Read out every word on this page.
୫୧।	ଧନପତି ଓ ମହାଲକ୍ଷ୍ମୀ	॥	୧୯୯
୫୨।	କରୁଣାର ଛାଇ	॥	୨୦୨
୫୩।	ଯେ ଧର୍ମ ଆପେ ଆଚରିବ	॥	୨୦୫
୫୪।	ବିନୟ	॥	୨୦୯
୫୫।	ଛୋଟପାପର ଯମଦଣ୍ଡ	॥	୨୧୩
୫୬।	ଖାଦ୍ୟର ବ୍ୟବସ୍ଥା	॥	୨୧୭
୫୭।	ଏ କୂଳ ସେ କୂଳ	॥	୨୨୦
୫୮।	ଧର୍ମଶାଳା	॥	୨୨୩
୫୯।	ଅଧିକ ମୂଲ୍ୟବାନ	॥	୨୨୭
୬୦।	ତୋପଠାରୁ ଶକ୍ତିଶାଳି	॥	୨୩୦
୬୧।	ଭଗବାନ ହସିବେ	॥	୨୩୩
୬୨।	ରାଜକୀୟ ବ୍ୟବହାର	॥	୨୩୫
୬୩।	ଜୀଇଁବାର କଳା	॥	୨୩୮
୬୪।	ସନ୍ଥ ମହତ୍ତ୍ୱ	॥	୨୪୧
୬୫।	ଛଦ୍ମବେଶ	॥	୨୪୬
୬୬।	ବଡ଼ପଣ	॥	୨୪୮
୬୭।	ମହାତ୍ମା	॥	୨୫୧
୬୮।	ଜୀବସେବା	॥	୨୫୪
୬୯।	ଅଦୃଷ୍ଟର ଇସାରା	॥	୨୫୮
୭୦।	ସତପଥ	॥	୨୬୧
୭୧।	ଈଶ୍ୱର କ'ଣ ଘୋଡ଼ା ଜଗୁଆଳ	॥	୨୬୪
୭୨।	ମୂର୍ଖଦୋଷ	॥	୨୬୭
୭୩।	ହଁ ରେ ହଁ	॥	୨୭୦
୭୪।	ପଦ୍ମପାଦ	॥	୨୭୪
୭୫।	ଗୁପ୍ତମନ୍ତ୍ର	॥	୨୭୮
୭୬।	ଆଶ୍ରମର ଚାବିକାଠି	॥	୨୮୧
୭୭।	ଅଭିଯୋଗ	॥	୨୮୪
***
▶ **AIM**
Retype every record above exactly as written.

▶ **RESULT FOR THIS TASK**
Read out every word on this page.
୫୧।	ଧନପତି ଓ ମହାଲକ୍ଷ୍ମୀ	॥	୧୯୯
୫୨।	କରୁଣାର ଛାଇ	॥	୨୦୨
୫୩।	ଯେ ଧର୍ମ ଆପେ ଆଚରିବ	॥	୨୦୫
୫୪।	ବିନୟ	॥	୨୦୯
୫୫।	ଛୋଟପାପର ଯମଦଣ୍ଡ	॥	୨୧୩
୫୬।	ଖାଦ୍ୟର ବ୍ୟବସ୍ଥା	॥	୨୧୭
୫୭।	ଏ କୂଳ ସେ କୂଳ	॥	୨୨୦
୫୮।	ଧର୍ମଶାଳା	॥	୨୨୩
୫୯।	ଅଧିକ ମୂଲ୍ୟବାନ	॥	୨୨୭
୬୦।	ତୋପଠାରୁ ଶକ୍ତିଶାଳି	॥	୨୩୦
୬୧।	ଭଗବାନ ହସିବେ	॥	୨୩୩
୬୨।	ରାଜକୀୟ ବ୍ୟବହାର	॥	୨୩୫
୬୩।	ଜୀଇଁବାର କଳା	॥	୨୩୮
୬୪।	ସନ୍ଥ ମହତ୍ତ୍ୱ	॥	୨୪୧
୬୫।	ଛଦ୍ମବେଶ	॥	୨୪୬
୬୬।	ବଡ଼ପଣ	॥	୨୪୮
୬୭।	ମହାତ୍ମା	॥	୨୫୧
୬୮।	ଜୀବସେବା	॥	୨୫୪
୬୯।	ଅଦୃଷ୍ଟର ଇସାରା	॥	୨୫୮
୭୦।	ସତପଥ	॥	୨୬୧
୭୧।	ଈଶ୍ୱର କ'ଣ ଘୋଡ଼ା ଜଗୁଆଳ	॥	୨୬୪
୭୨।	ମୂର୍ଖଦୋଷ	॥	୨୬୭
୭୩।	ହଁ ରେ ହଁ	॥	୨୭୦
୭୪।	ପଦ୍ମପାଦ	॥	୨୭୪
୭୫।	ଗୁପ୍ତମନ୍ତ୍ର	॥	୨୭୮
୭୬।	ଆଶ୍ରମର ଚାବିକାଠି	॥	୨୮୧
୭୭।	ଅଭିଯୋଗ	॥	୨୮୪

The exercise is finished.